(Figure contents as structured data)
** START **

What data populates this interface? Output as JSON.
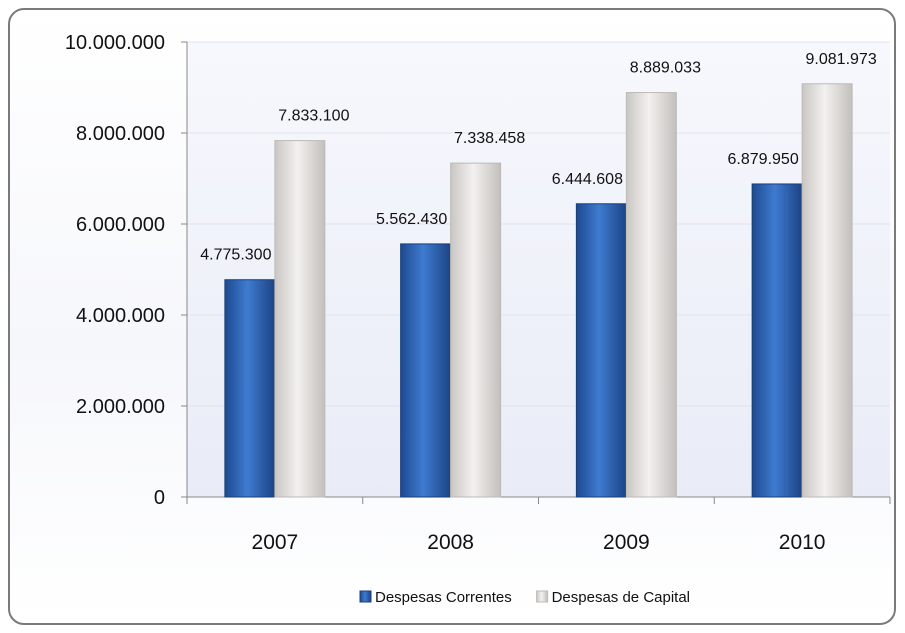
{
  "chart_data": {
    "type": "bar",
    "title": "",
    "xlabel": "",
    "ylabel": "",
    "categories": [
      "2007",
      "2008",
      "2009",
      "2010"
    ],
    "series": [
      {
        "name": "Despesas Correntes",
        "values": [
          4775300,
          5562430,
          6444608,
          6879950
        ],
        "labels": [
          "4.775.300",
          "5.562.430",
          "6.444.608",
          "6.879.950"
        ]
      },
      {
        "name": "Despesas de Capital",
        "values": [
          7833100,
          7338458,
          8889033,
          9081973
        ],
        "labels": [
          "7.833.100",
          "7.338.458",
          "8.889.033",
          "9.081.973"
        ]
      }
    ],
    "ylim": [
      0,
      10000000
    ],
    "yticks": [
      0,
      2000000,
      4000000,
      6000000,
      8000000,
      10000000
    ],
    "ytick_labels": [
      "0",
      "2.000.000",
      "4.000.000",
      "6.000.000",
      "8.000.000",
      "10.000.000"
    ],
    "grid": true,
    "legend_position": "bottom",
    "colors": {
      "Despesas Correntes": "#2e64b2",
      "Despesas de Capital": "#dcdad8"
    }
  }
}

** END **

EXERCISE INSTRUCTIONS –
The records above need to be given again exactly. Omit the pictures.

SOLUTION TO THIS TASK –
What data populates this interface? Output as JSON.
{
  "chart_data": {
    "type": "bar",
    "title": "",
    "xlabel": "",
    "ylabel": "",
    "categories": [
      "2007",
      "2008",
      "2009",
      "2010"
    ],
    "series": [
      {
        "name": "Despesas Correntes",
        "values": [
          4775300,
          5562430,
          6444608,
          6879950
        ],
        "labels": [
          "4.775.300",
          "5.562.430",
          "6.444.608",
          "6.879.950"
        ]
      },
      {
        "name": "Despesas de Capital",
        "values": [
          7833100,
          7338458,
          8889033,
          9081973
        ],
        "labels": [
          "7.833.100",
          "7.338.458",
          "8.889.033",
          "9.081.973"
        ]
      }
    ],
    "ylim": [
      0,
      10000000
    ],
    "yticks": [
      0,
      2000000,
      4000000,
      6000000,
      8000000,
      10000000
    ],
    "ytick_labels": [
      "0",
      "2.000.000",
      "4.000.000",
      "6.000.000",
      "8.000.000",
      "10.000.000"
    ],
    "grid": true,
    "legend_position": "bottom",
    "colors": {
      "Despesas Correntes": "#2e64b2",
      "Despesas de Capital": "#dcdad8"
    }
  }
}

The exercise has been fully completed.